* Problem statement
Write out the records below once more, exactly as they stand.

-=-=-

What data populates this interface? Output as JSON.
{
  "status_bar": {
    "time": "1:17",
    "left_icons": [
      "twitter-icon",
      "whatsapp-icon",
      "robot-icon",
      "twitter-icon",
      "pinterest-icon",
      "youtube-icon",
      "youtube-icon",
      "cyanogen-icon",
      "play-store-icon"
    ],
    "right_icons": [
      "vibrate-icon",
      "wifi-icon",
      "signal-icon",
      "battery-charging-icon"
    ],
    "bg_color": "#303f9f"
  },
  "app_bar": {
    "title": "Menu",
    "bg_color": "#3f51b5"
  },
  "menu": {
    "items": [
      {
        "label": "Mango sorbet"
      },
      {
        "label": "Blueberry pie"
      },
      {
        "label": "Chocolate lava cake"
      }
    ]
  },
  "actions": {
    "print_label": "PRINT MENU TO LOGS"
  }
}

-=-=-

* Result of the task
What data populates this interface? Output as JSON.
{
  "status_bar": {
    "time": "1:17",
    "left_icons": [
      "twitter-icon",
      "whatsapp-icon",
      "robot-icon",
      "twitter-icon",
      "pinterest-icon",
      "youtube-icon",
      "youtube-icon",
      "cyanogen-icon",
      "play-store-icon"
    ],
    "right_icons": [
      "vibrate-icon",
      "wifi-icon",
      "signal-icon",
      "battery-charging-icon"
    ],
    "bg_color": "#303f9f"
  },
  "app_bar": {
    "title": "Menu",
    "bg_color": "#3f51b5"
  },
  "menu": {
    "items": [
      {
        "label": "Mango sorbet"
      },
      {
        "label": "Blueberry pie"
      },
      {
        "label": "Chocolate lava cake"
      }
    ]
  },
  "actions": {
    "print_label": "PRINT MENU TO LOGS"
  }
}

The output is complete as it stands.